**Description of the task**
Copy the passage in the text on ARM's Midgard GPU architecture below from "Midgard: The Modern" to "the ARM ISA.", word for word.
-- Start Extract to read --
Midgard: The Modern Mali

As ARM’s current-generation SoC GPU architecture, at the highest level the Midgard architecture is an interesting take on GPUs that in some ways looks a lot like other GPUs we’ve seen before, and in other ways (owing to its uncommon ancestry) is radically unlike other GPUs. This is coupled with the fact that as an SoC GPU supplier, ARM is in an interesting position where they can offer both CPU and GPU designs to 3rd party licensees, unlike most other GPU designers who either use their designs internally (Qualcomm, NVIDIA) or only license out GPUs and not ARM CPUs (Imagination). From a sales perspective this means ARM can offer the CPU and GPU designs together in a bundle, but perhaps more importantly it means they have the capability design the two in concert with each other, being in the position of the sole creator of the ARM ISA.

Architecturally Midgard is a direct descendant of Utgard. While there is a significant difference in how unified and discrete shaders operate, and as a result they cannot simply be swapped, the resulting shader design for Midgard still ends inheriting many of Utgard’s design elements, features, and quirks. At the same time the surrounding functionality blocks that compose the rest of the GPU have received their own upgrades over the years to improve performance and features, but are none the less distinctly descended from Utgard as well. At the end of the day this is a distinction more important for programmers than it is users (or even tech enthusiasts), but going forward it’s interesting to note just how similar Utgard and Midgard are, a similarity we don’t normally see between unified and discrete shader designs.

From a design standpoint Midgard is designed to span much of the range for SoC GPUs, from cheap, area-efficient designs to relatively massive designs with an eye on gaming. In doing so ARM offers a few different variations on the Midgard design that are all architecturally identical, but will vary slightly in features and internal organization. So for the purposes of today’s article we’ll be focusing on ARM’s latest and greatest design, Mali-T760, but we will also be calling out differences as necessary.
-- End Extract to read --
-- Start Data section --
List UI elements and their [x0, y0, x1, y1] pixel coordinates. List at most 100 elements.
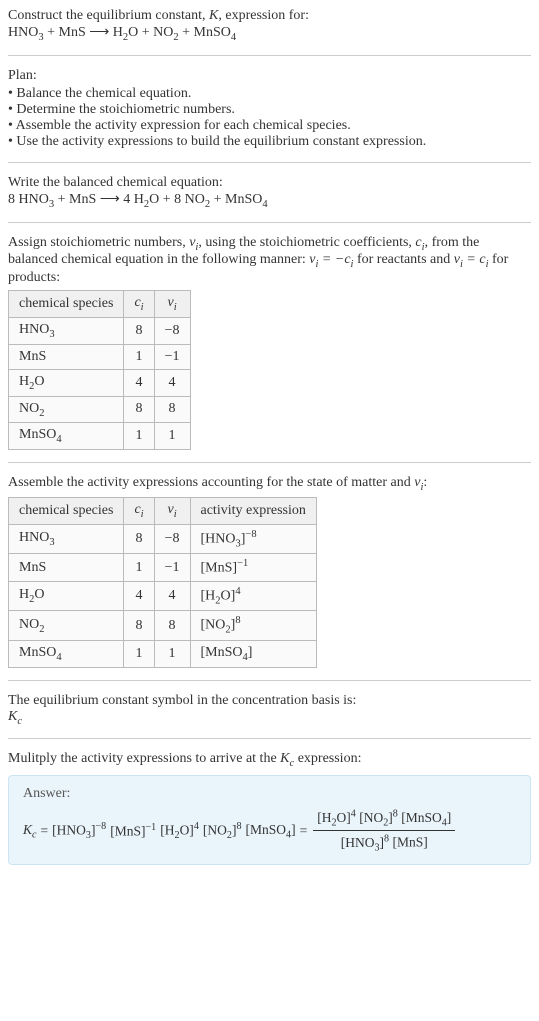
-- End Data section --
-- Start Data section --
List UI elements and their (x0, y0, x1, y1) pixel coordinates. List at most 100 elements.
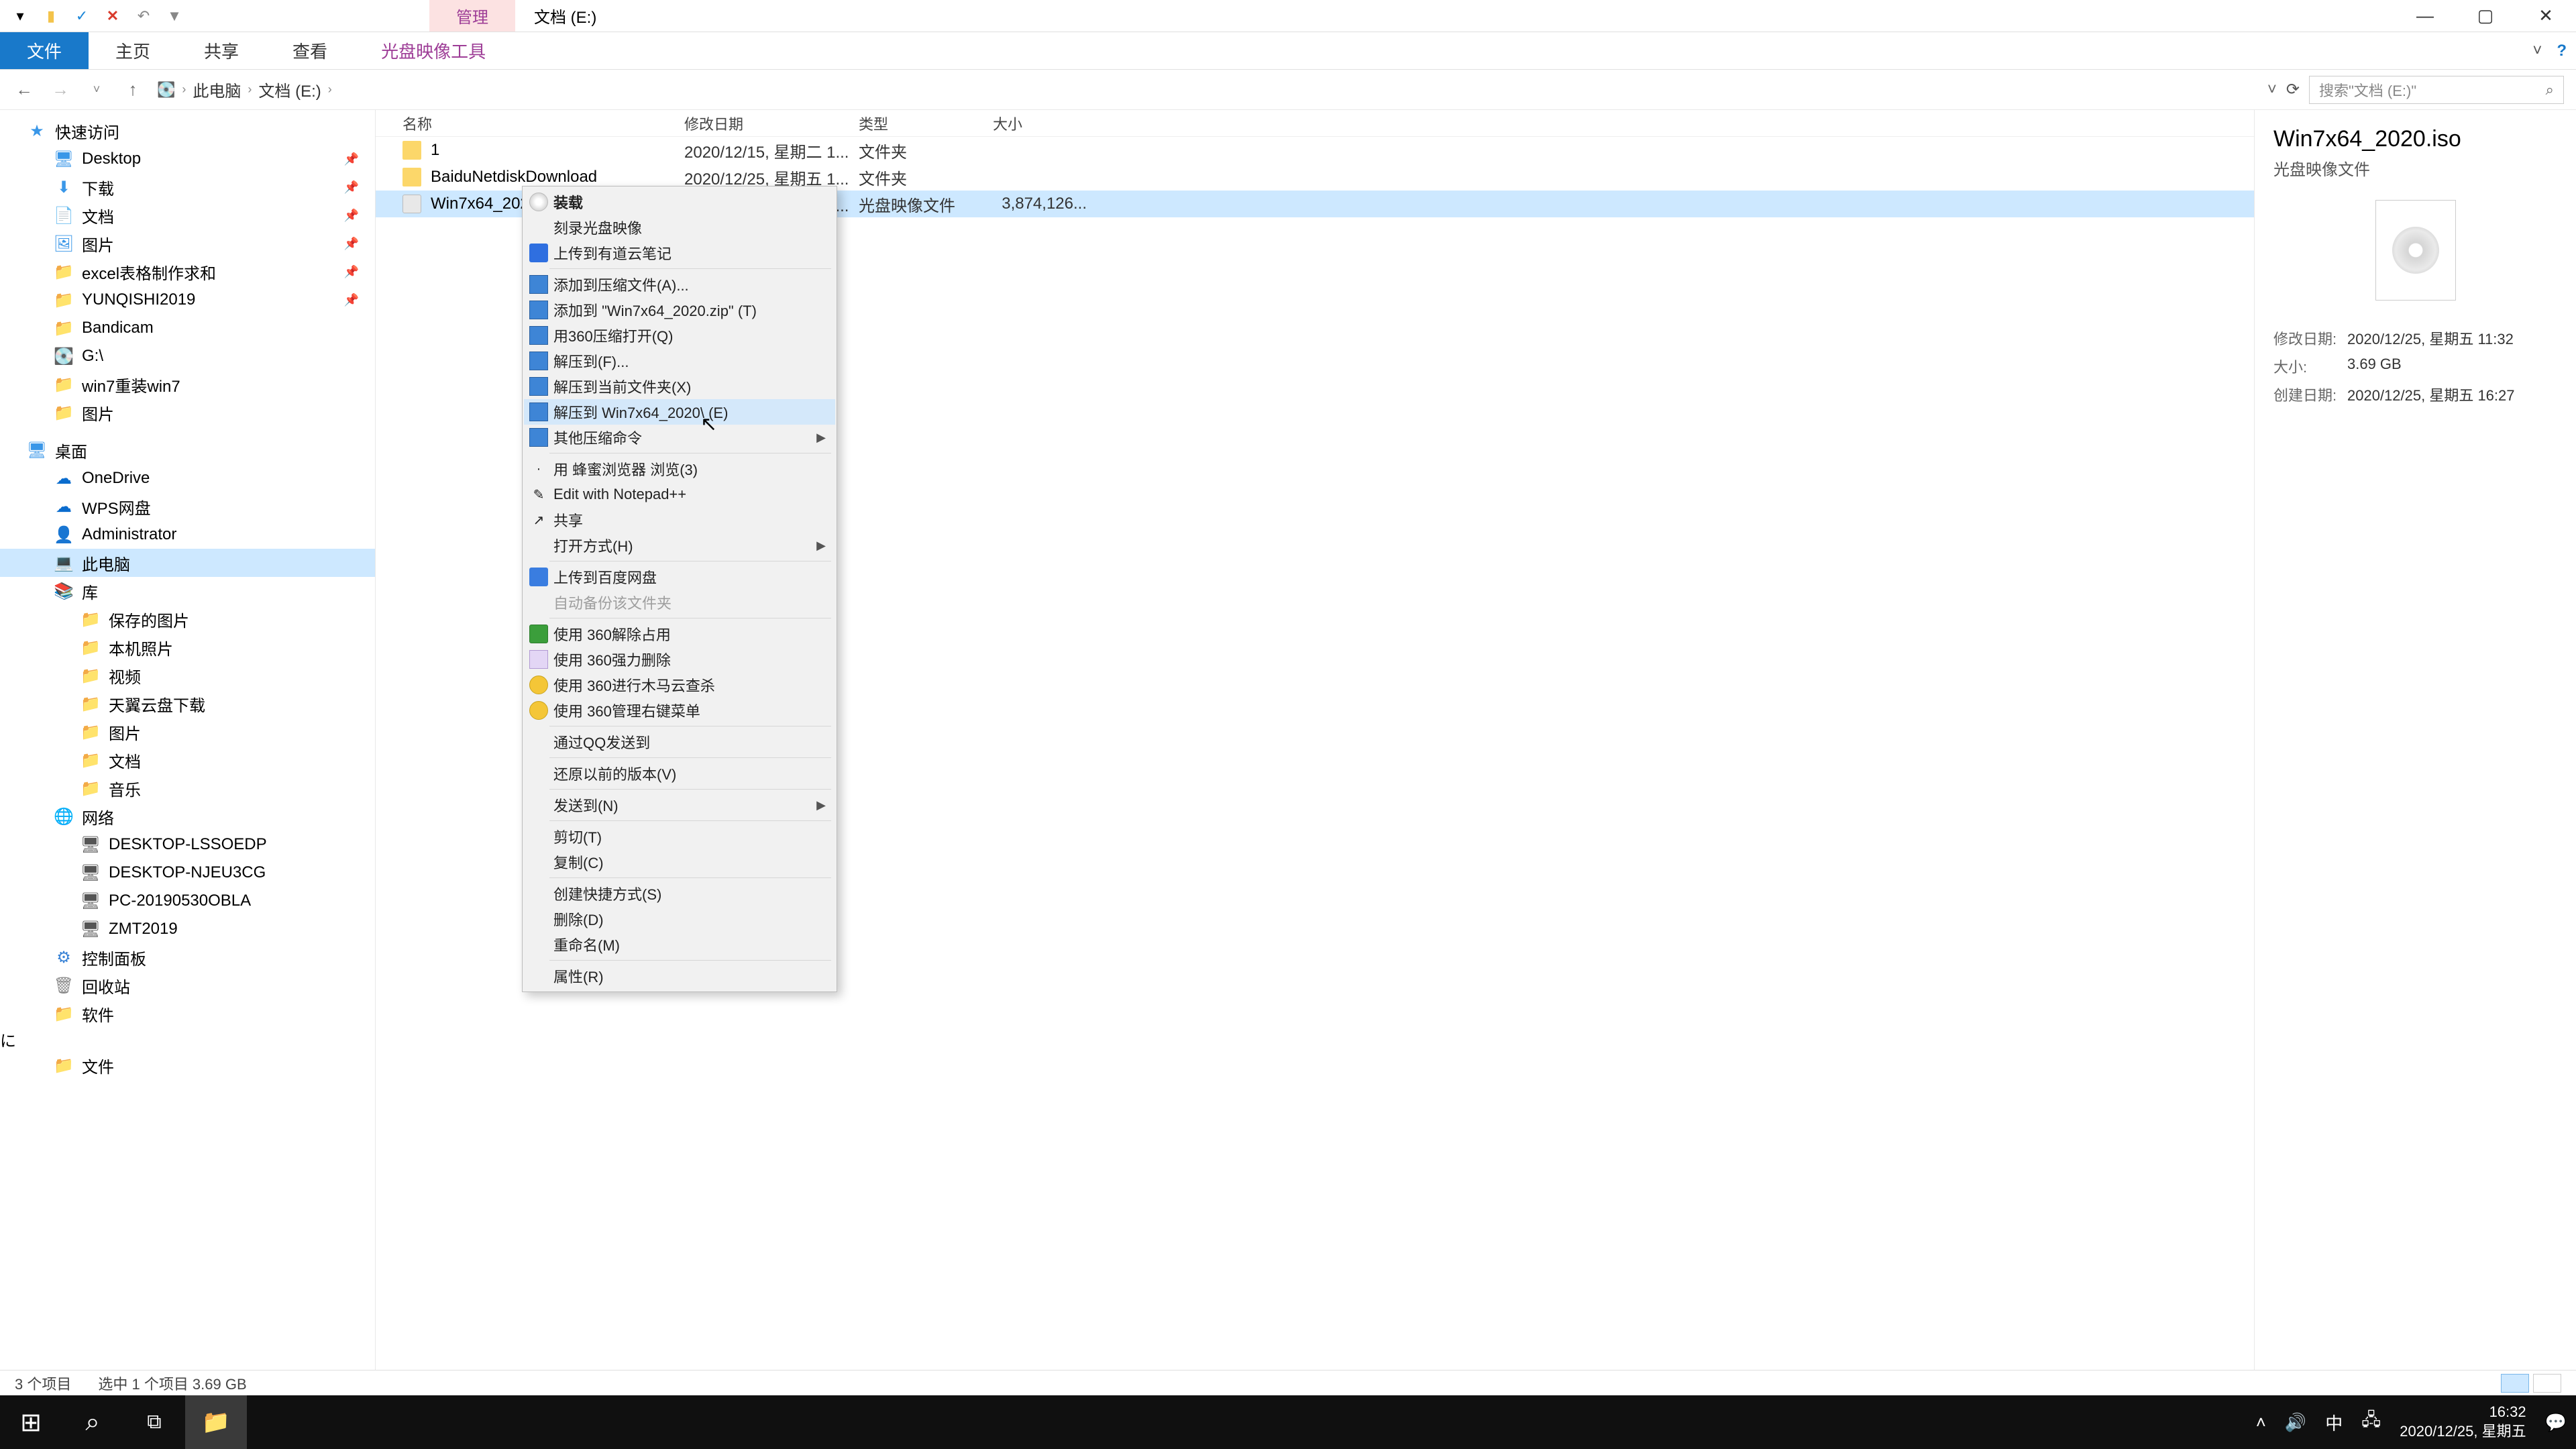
-- End Data section --
-- Start Data section --
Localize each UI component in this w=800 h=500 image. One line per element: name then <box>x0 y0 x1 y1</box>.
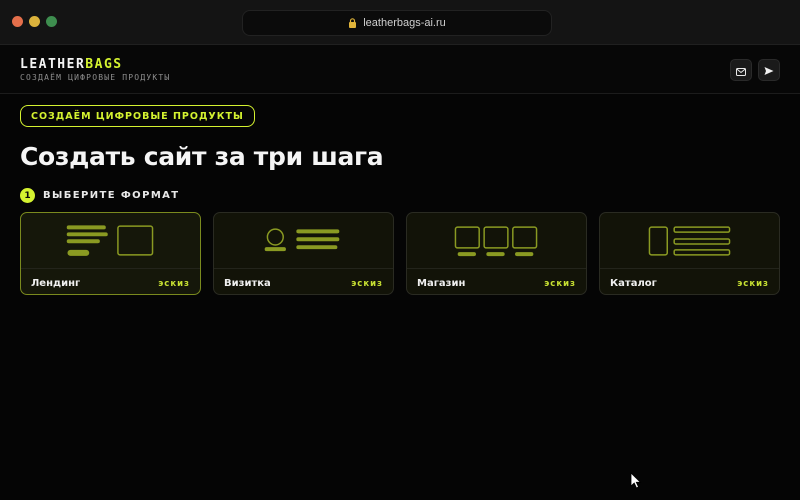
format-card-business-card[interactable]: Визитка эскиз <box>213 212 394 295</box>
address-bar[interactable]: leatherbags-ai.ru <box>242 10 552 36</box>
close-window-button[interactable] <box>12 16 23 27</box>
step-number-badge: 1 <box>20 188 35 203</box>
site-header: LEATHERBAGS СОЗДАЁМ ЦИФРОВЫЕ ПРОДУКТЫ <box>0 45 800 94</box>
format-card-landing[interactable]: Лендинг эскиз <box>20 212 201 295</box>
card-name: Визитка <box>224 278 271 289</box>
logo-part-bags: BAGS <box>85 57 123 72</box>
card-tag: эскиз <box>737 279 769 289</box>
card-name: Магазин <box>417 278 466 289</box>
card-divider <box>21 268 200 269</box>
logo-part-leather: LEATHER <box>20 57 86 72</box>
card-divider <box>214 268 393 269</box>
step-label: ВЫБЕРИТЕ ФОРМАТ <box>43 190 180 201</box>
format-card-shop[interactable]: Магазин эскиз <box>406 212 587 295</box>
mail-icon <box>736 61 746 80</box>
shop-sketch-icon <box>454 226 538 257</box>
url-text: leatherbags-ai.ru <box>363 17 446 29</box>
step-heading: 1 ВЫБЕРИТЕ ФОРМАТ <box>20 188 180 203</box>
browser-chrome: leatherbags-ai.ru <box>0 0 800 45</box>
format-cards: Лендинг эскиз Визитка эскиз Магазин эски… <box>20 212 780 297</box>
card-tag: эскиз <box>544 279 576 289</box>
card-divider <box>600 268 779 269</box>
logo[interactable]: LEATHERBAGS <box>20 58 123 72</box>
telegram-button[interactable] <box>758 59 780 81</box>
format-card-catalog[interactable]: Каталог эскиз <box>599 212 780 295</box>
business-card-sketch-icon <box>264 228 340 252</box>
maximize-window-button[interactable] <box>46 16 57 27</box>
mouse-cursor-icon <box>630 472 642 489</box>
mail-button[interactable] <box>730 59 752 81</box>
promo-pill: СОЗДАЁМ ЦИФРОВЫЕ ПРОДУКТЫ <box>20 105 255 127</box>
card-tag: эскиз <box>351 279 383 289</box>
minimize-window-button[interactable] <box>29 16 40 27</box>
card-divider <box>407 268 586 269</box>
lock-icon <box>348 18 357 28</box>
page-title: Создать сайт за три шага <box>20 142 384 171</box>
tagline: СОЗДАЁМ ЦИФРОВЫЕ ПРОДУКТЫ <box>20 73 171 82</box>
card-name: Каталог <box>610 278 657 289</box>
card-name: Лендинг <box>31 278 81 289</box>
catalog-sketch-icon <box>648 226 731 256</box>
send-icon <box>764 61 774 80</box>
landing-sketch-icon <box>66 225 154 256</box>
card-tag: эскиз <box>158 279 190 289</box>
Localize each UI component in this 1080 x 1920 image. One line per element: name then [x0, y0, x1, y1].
-- End Data section --
**Exercise answer**
Midgard: The Modern Mali

As ARM’s current-generation SoC GPU architecture, at the highest level the Midgard architecture is an interesting take on GPUs that in some ways looks a lot like other GPUs we’ve seen before, and in other ways (owing to its uncommon ancestry) is radically unlike other GPUs. This is coupled with the fact that as an SoC GPU supplier, ARM is in an interesting position where they can offer both CPU and GPU designs to 3rd party licensees, unlike most other GPU designers who either use their designs internally (Qualcomm, NVIDIA) or only license out GPUs and not ARM CPUs (Imagination). From a sales perspective this means ARM can offer the CPU and GPU designs together in a bundle, but perhaps more importantly it means they have the capability design the two in concert with each other, being in the position of the sole creator of the ARM ISA.